# [What the exercise asks]
Report, as a bare number, how many lines of the material below contain the word "fraværende".

* START Information provided *

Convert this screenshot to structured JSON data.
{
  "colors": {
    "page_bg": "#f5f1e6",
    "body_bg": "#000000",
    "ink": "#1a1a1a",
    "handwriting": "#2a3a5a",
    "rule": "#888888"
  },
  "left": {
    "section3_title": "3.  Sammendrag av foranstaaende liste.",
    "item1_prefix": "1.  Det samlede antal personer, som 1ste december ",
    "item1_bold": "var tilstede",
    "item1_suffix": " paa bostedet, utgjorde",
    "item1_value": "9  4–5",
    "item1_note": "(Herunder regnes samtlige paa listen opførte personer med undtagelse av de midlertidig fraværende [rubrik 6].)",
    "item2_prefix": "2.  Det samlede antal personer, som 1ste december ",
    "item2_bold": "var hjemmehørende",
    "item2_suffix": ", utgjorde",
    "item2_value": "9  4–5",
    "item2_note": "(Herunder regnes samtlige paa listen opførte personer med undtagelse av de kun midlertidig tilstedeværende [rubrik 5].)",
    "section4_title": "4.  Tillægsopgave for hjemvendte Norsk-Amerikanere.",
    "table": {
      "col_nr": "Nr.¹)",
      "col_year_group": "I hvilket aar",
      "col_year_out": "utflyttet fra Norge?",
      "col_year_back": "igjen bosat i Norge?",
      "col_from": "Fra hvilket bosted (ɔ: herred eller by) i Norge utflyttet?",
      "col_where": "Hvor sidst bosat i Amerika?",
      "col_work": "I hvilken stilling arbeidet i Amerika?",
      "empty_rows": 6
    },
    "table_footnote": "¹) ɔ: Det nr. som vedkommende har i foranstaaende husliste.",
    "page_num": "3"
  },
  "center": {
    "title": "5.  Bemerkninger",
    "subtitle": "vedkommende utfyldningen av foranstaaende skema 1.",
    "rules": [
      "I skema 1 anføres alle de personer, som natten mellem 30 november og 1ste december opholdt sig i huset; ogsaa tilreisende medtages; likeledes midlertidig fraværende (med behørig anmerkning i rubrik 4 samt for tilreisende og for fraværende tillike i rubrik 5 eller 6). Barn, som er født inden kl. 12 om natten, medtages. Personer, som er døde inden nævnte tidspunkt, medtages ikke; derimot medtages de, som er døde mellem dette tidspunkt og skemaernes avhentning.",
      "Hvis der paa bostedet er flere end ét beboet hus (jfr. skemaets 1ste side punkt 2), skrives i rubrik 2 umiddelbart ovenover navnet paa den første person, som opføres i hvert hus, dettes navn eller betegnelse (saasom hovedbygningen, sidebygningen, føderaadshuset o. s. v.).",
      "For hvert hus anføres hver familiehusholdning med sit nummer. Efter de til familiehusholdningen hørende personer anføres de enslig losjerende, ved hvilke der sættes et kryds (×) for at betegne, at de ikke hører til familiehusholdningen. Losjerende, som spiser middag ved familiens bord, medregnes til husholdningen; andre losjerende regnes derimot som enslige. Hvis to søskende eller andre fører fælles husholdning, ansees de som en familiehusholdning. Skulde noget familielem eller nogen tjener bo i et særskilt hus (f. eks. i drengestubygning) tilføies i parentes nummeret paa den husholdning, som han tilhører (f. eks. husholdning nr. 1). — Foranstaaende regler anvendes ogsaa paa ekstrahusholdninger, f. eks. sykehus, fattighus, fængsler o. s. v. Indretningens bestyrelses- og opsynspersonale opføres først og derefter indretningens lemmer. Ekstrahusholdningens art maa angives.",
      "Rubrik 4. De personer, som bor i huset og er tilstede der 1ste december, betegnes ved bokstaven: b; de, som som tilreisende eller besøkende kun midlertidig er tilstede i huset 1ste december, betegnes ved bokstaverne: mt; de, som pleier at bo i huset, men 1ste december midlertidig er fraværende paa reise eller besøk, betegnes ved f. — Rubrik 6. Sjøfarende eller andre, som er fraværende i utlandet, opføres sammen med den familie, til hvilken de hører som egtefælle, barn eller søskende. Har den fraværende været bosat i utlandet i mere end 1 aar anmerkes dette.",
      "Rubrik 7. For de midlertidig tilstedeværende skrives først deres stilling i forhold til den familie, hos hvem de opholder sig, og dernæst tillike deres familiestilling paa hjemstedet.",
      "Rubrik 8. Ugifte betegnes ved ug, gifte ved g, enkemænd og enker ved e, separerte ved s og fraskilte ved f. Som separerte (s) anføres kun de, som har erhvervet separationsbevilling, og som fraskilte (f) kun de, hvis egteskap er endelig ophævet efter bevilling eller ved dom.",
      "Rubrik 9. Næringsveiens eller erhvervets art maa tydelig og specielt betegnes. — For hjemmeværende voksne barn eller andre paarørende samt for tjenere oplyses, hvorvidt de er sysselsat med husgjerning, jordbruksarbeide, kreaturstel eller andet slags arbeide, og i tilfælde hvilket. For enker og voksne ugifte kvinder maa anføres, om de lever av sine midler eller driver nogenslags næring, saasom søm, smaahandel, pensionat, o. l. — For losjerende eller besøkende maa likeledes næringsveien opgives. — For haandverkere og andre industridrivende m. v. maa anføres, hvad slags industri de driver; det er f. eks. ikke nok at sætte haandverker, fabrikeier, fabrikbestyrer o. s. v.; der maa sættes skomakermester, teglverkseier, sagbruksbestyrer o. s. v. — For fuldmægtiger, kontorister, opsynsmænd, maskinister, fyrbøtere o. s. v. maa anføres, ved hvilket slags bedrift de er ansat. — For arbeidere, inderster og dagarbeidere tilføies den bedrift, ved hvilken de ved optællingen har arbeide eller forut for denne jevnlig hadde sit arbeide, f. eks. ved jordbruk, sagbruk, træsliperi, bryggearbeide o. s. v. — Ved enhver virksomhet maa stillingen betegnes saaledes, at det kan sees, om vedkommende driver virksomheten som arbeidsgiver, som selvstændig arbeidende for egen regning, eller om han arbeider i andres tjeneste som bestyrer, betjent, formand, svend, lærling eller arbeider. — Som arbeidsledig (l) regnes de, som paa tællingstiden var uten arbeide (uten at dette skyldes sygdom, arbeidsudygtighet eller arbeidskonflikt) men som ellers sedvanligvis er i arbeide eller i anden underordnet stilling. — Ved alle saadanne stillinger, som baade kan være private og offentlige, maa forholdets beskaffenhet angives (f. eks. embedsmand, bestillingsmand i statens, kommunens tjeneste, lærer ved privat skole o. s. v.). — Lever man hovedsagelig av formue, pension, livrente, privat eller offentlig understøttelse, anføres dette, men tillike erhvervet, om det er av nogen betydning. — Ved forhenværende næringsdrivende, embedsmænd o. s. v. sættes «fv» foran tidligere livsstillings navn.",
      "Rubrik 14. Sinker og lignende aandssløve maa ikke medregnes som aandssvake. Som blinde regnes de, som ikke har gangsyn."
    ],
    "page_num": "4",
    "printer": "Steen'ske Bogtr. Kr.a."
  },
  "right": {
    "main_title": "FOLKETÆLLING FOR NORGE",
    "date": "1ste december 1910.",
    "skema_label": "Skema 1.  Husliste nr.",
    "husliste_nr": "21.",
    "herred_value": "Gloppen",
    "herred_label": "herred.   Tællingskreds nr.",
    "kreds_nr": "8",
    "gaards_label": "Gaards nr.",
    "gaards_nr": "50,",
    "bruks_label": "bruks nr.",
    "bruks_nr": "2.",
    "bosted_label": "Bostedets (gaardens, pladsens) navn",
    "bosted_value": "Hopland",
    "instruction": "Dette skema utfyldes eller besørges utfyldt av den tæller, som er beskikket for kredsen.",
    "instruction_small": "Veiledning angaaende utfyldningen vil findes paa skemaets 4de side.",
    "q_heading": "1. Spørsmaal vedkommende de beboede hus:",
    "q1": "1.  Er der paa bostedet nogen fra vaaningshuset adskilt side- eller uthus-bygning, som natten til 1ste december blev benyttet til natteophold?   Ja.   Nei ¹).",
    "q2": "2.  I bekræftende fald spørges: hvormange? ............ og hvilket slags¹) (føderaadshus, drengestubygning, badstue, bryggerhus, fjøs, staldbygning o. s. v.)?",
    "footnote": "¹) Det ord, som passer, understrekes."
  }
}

* END Information provided *

# [Solution to the exercise]
3